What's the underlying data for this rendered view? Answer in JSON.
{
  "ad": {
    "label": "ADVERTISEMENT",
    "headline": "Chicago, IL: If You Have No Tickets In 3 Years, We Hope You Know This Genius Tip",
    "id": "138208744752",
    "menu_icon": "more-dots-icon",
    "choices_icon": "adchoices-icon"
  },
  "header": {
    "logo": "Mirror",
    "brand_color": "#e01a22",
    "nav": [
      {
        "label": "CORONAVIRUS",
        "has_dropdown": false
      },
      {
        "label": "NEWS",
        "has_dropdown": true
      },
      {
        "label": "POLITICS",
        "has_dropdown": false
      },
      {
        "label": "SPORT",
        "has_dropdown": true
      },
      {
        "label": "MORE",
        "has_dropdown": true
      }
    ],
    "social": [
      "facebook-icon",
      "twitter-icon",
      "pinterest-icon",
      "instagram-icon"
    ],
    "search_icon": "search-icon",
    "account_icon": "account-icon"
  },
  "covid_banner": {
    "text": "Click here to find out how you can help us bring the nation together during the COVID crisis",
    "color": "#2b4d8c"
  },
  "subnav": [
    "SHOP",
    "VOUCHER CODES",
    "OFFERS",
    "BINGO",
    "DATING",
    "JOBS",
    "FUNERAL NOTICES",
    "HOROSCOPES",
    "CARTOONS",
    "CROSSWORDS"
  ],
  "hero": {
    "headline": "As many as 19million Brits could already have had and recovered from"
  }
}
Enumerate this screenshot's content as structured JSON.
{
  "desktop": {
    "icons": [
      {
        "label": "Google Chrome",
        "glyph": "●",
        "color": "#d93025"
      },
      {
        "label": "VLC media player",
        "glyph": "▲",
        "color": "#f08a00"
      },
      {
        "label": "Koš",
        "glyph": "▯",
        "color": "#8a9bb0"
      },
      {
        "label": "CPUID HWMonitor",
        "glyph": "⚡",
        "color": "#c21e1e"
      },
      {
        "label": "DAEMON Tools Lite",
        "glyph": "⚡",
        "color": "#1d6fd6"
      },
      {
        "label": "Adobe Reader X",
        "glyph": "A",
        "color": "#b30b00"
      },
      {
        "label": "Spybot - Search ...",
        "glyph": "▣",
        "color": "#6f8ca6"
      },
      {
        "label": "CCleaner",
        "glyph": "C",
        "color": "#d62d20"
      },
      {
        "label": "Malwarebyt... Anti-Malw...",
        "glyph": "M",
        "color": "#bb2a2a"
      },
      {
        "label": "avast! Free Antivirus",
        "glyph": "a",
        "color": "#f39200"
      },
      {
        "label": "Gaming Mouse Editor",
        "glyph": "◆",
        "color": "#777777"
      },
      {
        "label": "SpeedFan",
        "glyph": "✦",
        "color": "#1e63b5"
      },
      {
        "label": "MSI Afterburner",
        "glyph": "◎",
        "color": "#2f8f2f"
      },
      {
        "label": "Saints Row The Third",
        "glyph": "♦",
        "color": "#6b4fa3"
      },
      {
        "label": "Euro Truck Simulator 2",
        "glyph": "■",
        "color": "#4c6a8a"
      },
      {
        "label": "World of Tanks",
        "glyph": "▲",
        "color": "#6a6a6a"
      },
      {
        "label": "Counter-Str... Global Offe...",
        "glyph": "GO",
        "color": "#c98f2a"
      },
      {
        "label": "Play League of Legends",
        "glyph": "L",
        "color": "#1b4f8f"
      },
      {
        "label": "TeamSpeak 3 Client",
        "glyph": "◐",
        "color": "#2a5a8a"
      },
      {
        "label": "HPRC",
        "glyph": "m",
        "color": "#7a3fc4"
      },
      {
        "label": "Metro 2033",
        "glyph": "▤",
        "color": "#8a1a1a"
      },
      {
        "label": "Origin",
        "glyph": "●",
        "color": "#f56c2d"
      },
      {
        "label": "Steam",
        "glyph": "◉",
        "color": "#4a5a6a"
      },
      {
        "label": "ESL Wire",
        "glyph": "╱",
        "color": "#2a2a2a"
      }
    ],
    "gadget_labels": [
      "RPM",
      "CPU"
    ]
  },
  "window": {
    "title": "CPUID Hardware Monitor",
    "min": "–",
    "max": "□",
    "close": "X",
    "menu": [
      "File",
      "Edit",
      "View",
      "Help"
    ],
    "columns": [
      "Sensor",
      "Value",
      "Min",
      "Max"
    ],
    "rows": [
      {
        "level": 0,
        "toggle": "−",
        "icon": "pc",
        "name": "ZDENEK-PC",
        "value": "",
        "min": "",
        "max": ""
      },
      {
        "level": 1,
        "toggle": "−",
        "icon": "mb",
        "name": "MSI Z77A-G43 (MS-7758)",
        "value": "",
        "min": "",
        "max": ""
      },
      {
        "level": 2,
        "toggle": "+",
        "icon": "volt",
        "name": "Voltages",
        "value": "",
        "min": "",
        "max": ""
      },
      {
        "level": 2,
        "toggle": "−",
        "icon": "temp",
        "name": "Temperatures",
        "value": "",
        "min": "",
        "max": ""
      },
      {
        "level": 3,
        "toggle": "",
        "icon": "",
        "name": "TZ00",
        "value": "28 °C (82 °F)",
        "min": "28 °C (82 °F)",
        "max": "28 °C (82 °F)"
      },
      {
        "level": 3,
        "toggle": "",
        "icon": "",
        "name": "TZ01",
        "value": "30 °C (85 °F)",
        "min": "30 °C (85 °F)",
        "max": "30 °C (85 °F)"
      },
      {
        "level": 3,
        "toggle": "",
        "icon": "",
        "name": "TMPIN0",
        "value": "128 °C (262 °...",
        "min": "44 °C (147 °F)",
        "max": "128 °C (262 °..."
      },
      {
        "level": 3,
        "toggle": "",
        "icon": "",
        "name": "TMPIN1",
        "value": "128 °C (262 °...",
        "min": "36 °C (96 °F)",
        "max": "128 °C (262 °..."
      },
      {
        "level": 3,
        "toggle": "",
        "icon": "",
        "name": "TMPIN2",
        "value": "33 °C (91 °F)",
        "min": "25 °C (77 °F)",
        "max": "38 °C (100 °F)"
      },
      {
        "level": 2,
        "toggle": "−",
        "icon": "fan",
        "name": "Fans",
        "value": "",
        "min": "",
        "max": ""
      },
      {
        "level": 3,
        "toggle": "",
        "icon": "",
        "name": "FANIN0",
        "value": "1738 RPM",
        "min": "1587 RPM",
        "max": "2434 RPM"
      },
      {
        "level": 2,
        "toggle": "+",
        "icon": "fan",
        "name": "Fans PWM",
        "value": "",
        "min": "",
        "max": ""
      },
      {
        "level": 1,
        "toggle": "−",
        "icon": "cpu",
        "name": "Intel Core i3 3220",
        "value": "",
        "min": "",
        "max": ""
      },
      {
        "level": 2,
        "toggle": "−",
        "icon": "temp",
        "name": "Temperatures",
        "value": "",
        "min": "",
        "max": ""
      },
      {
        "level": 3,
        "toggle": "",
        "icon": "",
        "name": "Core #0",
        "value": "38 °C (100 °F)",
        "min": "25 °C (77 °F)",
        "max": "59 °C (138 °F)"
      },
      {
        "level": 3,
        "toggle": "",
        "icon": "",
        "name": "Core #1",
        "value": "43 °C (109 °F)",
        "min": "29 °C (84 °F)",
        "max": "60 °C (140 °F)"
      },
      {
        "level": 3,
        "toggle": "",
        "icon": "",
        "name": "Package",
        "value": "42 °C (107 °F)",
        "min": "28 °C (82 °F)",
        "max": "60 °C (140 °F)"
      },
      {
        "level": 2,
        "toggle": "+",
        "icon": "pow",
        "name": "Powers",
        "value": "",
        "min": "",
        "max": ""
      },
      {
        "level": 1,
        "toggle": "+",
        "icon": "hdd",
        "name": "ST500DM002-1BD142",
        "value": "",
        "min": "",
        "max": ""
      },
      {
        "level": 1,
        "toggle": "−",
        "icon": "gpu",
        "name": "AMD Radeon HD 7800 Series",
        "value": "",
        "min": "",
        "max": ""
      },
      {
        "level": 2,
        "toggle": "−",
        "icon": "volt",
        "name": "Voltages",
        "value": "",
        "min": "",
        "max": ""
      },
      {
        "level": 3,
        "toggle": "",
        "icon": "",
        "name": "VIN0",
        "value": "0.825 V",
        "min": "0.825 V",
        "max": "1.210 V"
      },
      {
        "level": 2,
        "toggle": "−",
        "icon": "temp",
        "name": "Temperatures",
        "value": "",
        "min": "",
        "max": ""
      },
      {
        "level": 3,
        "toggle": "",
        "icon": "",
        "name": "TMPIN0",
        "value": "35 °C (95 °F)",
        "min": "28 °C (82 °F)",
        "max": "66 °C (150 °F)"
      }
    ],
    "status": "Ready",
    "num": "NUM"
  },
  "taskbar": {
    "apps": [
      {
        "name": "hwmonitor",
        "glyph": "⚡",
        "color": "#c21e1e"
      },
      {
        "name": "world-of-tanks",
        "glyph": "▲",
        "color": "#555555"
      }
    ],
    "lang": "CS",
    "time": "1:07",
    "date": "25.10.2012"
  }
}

======

What this task involves
If a line in the entries above contains the word "JSON", copy it.

Answer box
What's the underlying data for this rendered view? Answer in JSON.
Enumerate this screenshot's content as structured JSON.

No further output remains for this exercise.